─── WORKING DATA

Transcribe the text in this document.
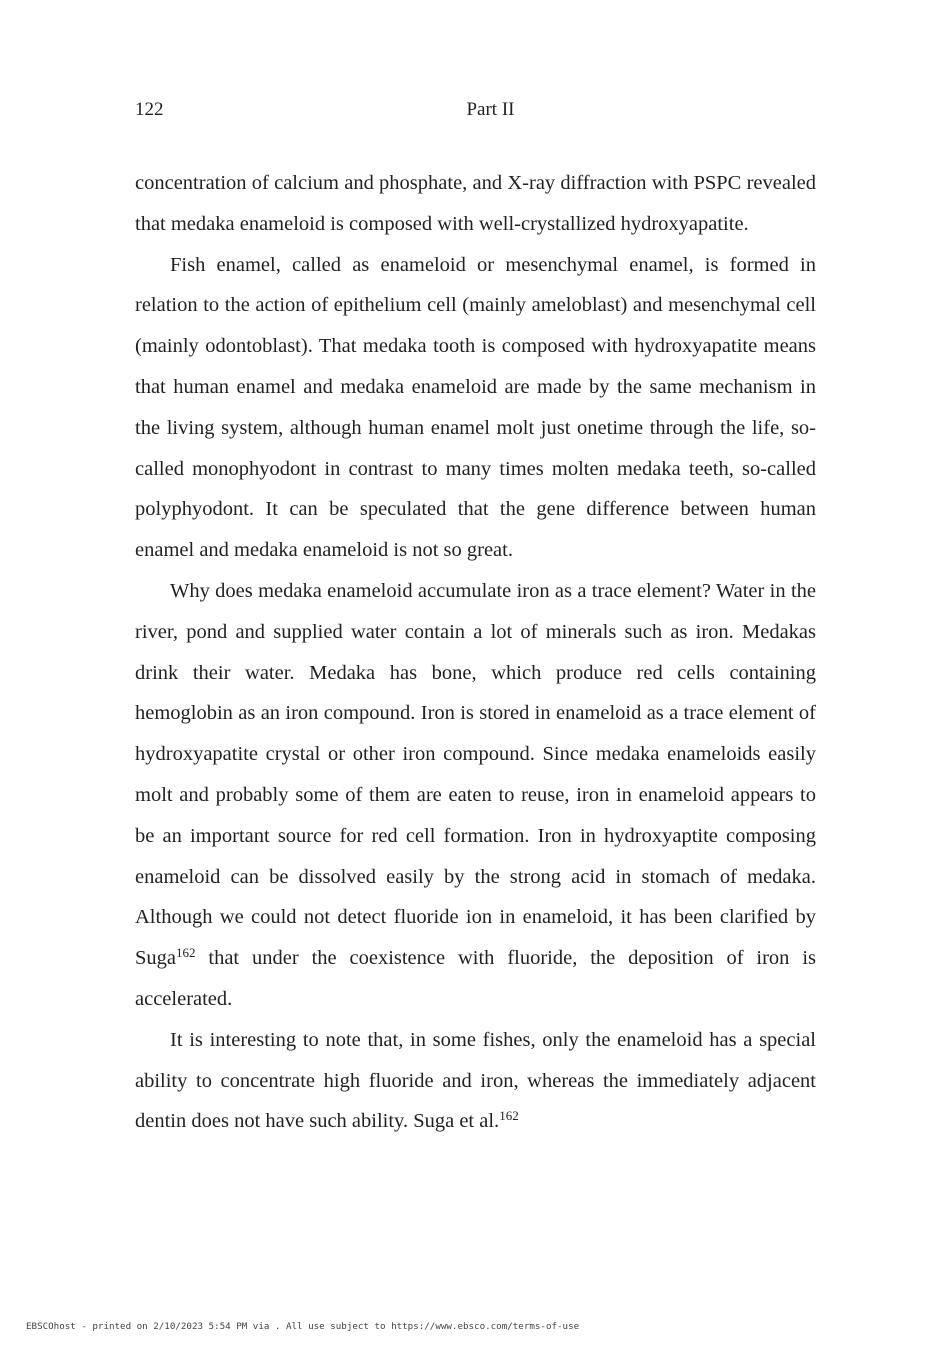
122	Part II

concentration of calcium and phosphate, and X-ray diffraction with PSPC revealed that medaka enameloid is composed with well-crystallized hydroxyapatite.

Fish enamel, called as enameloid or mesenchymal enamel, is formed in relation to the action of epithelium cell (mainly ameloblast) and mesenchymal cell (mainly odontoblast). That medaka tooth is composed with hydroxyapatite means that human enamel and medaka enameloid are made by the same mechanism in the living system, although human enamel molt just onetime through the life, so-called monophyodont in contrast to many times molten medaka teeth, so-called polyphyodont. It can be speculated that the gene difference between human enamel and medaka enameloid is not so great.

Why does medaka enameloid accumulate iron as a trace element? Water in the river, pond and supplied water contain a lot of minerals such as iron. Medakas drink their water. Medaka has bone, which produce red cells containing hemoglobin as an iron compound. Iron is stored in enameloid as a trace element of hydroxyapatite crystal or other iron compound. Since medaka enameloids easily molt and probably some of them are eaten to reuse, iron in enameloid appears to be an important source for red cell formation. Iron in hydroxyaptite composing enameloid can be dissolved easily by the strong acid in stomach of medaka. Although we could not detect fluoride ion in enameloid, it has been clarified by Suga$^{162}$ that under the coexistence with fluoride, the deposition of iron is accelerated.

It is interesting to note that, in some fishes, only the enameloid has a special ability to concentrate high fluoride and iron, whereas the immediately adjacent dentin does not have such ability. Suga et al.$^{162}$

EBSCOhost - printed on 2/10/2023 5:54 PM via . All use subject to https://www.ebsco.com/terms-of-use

──────

:: DESCRIPTION OF THE TASK ::
Please transcribe every entry above exactly, leaving out any pictures.

:: EXERCISE ANSWER ::
Transcribe the text in this document.
122	Part II

concentration of calcium and phosphate, and X-ray diffraction with PSPC revealed that medaka enameloid is composed with well-crystallized hydroxyapatite.

Fish enamel, called as enameloid or mesenchymal enamel, is formed in relation to the action of epithelium cell (mainly ameloblast) and mesenchymal cell (mainly odontoblast). That medaka tooth is composed with hydroxyapatite means that human enamel and medaka enameloid are made by the same mechanism in the living system, although human enamel molt just onetime through the life, so-called monophyodont in contrast to many times molten medaka teeth, so-called polyphyodont. It can be speculated that the gene difference between human enamel and medaka enameloid is not so great.

Why does medaka enameloid accumulate iron as a trace element? Water in the river, pond and supplied water contain a lot of minerals such as iron. Medakas drink their water. Medaka has bone, which produce red cells containing hemoglobin as an iron compound. Iron is stored in enameloid as a trace element of hydroxyapatite crystal or other iron compound. Since medaka enameloids easily molt and probably some of them are eaten to reuse, iron in enameloid appears to be an important source for red cell formation. Iron in hydroxyaptite composing enameloid can be dissolved easily by the strong acid in stomach of medaka. Although we could not detect fluoride ion in enameloid, it has been clarified by Suga$^{162}$ that under the coexistence with fluoride, the deposition of iron is accelerated.

It is interesting to note that, in some fishes, only the enameloid has a special ability to concentrate high fluoride and iron, whereas the immediately adjacent dentin does not have such ability. Suga et al.$^{162}$

EBSCOhost - printed on 2/10/2023 5:54 PM via . All use subject to https://www.ebsco.com/terms-of-use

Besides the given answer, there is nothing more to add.